— begin DATA LISTING —

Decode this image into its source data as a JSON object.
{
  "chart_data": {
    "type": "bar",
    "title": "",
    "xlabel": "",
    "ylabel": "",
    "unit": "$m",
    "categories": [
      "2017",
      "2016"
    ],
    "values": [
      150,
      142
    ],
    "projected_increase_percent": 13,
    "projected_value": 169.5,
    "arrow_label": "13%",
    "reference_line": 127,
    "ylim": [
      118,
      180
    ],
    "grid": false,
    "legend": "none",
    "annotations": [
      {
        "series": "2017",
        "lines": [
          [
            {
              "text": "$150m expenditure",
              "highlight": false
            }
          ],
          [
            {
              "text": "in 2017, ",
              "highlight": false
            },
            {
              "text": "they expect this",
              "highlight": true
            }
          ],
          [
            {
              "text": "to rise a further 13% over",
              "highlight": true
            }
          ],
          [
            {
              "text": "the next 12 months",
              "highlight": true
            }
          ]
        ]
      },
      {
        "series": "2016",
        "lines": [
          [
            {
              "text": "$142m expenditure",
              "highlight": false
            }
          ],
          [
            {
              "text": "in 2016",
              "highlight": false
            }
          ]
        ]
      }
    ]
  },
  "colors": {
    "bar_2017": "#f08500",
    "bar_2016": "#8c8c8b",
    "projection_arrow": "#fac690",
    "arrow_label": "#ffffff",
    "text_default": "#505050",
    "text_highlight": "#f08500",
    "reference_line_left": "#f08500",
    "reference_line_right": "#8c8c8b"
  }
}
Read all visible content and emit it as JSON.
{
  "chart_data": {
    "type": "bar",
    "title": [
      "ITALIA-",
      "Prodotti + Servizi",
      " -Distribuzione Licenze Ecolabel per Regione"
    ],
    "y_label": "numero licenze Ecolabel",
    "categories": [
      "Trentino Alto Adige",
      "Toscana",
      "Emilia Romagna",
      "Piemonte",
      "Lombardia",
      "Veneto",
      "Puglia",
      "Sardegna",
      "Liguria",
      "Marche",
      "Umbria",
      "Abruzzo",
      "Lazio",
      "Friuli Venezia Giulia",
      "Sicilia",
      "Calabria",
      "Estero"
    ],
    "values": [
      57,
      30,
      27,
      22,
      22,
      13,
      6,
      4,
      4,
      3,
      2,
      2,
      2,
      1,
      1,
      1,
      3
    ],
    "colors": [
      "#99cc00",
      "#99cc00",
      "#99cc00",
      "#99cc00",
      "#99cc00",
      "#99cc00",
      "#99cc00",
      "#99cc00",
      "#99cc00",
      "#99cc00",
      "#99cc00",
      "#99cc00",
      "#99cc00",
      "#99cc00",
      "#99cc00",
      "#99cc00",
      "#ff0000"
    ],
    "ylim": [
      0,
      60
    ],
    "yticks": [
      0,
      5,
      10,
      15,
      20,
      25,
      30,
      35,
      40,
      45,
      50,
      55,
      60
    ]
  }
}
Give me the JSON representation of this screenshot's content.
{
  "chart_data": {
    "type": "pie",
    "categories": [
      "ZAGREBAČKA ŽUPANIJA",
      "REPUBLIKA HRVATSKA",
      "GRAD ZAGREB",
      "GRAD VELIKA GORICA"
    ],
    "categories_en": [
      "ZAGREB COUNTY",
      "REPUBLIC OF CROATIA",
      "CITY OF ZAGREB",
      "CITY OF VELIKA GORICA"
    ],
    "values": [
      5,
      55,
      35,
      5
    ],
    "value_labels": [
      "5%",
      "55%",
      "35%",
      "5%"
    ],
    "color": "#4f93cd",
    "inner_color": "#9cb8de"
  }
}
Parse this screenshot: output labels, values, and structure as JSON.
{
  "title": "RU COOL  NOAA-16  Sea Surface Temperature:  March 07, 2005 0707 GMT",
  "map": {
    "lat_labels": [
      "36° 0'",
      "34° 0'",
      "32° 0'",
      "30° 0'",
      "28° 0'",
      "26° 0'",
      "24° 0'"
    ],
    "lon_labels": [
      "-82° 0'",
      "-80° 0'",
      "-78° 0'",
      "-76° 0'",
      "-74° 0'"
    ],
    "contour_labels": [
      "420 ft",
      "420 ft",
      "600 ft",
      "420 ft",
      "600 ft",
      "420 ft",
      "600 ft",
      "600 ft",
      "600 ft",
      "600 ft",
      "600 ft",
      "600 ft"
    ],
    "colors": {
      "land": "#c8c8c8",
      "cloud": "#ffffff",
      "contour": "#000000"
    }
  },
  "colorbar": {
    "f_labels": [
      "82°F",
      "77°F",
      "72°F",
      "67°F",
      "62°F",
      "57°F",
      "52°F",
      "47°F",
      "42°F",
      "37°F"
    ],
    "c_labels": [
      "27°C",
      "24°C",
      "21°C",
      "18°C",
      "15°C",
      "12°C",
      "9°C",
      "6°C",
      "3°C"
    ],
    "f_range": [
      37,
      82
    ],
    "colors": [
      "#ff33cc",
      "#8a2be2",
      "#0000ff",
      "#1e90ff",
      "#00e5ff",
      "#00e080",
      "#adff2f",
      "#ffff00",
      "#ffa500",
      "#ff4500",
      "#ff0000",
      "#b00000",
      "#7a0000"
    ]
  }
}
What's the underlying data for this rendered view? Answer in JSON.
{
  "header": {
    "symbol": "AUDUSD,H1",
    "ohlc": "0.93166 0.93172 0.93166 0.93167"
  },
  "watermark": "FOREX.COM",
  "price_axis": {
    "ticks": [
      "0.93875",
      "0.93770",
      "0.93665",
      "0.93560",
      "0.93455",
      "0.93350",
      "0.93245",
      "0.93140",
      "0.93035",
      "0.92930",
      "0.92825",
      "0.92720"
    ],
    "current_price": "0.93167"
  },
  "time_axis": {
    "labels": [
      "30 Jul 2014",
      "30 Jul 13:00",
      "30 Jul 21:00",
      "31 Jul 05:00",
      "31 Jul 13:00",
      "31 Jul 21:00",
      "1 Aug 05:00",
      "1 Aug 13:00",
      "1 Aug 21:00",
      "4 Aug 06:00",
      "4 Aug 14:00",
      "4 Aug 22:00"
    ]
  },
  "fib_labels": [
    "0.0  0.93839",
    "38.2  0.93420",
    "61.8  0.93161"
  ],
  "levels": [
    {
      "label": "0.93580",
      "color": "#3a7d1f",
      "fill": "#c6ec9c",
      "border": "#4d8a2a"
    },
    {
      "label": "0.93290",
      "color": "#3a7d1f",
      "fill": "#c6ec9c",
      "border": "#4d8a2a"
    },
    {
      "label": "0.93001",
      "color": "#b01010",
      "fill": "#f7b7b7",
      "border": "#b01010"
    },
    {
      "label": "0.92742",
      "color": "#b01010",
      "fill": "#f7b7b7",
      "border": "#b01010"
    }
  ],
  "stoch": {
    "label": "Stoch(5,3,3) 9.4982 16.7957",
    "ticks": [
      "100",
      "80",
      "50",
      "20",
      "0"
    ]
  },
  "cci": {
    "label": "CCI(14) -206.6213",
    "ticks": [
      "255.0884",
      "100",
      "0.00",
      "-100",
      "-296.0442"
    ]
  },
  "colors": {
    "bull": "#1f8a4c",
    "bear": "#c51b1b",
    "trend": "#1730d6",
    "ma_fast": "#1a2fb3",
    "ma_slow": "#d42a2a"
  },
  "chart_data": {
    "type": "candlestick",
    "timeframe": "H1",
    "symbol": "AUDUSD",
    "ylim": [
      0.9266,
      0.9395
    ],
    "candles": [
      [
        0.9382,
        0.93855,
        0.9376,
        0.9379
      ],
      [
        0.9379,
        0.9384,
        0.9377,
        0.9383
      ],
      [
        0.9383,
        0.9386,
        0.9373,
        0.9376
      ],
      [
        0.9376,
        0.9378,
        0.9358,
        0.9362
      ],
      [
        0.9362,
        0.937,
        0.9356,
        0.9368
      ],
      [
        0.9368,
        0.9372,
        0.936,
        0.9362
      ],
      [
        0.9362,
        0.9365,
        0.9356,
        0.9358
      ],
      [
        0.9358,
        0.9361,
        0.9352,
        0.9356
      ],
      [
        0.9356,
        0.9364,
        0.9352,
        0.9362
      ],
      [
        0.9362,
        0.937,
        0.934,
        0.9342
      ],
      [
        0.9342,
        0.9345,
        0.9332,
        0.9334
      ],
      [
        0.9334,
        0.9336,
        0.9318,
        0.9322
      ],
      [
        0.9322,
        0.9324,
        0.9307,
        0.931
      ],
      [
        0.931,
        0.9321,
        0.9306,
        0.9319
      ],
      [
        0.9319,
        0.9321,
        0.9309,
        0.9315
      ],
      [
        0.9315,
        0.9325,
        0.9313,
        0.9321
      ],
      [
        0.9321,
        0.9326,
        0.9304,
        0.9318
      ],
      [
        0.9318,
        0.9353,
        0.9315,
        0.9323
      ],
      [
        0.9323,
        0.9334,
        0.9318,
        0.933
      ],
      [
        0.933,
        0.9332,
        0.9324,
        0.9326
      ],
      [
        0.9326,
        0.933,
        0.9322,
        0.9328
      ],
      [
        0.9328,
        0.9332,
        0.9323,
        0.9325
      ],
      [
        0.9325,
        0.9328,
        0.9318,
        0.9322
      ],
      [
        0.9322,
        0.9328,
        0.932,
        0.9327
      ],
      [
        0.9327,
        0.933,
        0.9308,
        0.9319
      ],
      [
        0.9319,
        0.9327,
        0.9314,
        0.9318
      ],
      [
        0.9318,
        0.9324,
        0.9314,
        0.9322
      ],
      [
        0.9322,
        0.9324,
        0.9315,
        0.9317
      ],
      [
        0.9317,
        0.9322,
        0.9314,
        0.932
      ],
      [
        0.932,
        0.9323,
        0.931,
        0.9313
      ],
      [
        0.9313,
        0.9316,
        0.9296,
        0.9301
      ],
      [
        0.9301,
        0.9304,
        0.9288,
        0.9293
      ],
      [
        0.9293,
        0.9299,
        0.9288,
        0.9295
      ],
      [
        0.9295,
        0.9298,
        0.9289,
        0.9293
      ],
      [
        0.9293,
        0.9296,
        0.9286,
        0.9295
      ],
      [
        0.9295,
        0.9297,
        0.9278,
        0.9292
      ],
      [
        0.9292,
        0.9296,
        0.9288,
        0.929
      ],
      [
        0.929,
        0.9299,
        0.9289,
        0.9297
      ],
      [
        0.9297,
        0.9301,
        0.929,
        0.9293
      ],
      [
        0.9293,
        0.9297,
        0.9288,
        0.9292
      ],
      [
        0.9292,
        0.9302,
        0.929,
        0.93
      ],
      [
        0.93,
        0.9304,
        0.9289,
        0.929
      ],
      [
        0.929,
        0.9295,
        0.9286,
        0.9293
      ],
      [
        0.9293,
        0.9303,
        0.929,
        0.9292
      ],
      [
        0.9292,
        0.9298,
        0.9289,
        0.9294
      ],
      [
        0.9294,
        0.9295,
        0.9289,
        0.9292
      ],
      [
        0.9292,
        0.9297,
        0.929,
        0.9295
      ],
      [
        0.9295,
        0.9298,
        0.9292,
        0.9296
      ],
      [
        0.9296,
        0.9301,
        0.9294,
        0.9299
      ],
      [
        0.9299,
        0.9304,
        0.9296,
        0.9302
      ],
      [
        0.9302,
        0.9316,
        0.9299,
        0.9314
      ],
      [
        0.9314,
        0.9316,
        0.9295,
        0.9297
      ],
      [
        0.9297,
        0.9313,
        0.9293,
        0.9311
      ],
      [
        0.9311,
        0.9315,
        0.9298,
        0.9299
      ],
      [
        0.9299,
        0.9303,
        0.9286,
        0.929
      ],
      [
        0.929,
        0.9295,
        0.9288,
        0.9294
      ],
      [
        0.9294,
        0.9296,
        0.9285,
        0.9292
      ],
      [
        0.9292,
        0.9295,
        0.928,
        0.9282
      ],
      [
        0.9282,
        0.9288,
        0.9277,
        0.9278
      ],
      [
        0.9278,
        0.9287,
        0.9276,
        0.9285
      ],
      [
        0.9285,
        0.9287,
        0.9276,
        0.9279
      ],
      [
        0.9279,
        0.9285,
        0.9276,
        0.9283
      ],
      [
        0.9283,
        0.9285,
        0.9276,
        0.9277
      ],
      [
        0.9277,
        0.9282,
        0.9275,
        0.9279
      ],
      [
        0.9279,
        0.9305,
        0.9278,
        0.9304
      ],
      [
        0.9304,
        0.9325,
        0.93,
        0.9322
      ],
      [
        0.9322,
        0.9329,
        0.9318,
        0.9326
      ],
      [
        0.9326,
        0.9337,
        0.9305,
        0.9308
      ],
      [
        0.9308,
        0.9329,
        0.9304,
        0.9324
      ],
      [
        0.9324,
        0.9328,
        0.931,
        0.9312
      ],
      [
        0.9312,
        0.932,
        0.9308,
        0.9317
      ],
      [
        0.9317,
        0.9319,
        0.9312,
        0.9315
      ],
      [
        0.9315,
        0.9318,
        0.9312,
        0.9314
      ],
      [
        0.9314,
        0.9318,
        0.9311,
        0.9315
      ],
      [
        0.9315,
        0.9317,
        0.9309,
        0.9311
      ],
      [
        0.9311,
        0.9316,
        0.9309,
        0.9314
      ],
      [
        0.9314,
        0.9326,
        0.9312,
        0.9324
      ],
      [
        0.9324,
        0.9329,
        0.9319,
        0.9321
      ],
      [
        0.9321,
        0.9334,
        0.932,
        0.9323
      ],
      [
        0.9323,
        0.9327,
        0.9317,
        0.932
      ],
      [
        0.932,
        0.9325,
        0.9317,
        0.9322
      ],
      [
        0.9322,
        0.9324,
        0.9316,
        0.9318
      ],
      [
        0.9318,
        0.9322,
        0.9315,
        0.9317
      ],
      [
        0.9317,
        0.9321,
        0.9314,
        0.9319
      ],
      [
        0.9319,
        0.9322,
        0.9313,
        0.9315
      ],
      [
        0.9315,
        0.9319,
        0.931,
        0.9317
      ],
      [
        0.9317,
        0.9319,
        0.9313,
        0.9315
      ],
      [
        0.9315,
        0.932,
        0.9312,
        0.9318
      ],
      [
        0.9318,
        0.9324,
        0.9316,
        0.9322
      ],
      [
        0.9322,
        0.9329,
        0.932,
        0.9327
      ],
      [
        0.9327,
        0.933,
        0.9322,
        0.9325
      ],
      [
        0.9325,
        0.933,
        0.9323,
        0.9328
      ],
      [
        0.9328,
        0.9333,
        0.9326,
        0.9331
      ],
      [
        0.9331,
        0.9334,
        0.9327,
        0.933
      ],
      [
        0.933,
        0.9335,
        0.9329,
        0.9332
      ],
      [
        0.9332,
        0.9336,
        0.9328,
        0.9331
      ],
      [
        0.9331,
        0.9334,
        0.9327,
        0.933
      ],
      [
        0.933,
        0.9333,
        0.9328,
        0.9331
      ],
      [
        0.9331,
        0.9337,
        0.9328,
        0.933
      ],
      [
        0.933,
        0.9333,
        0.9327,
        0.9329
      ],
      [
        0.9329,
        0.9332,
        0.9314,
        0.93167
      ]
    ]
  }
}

— end DATA LISTING —

Identify the lines of the entries containing the string "GORICA". Copy each such line.

      "GRAD VELIKA GORICA"
      "CITY OF VELIKA GORICA"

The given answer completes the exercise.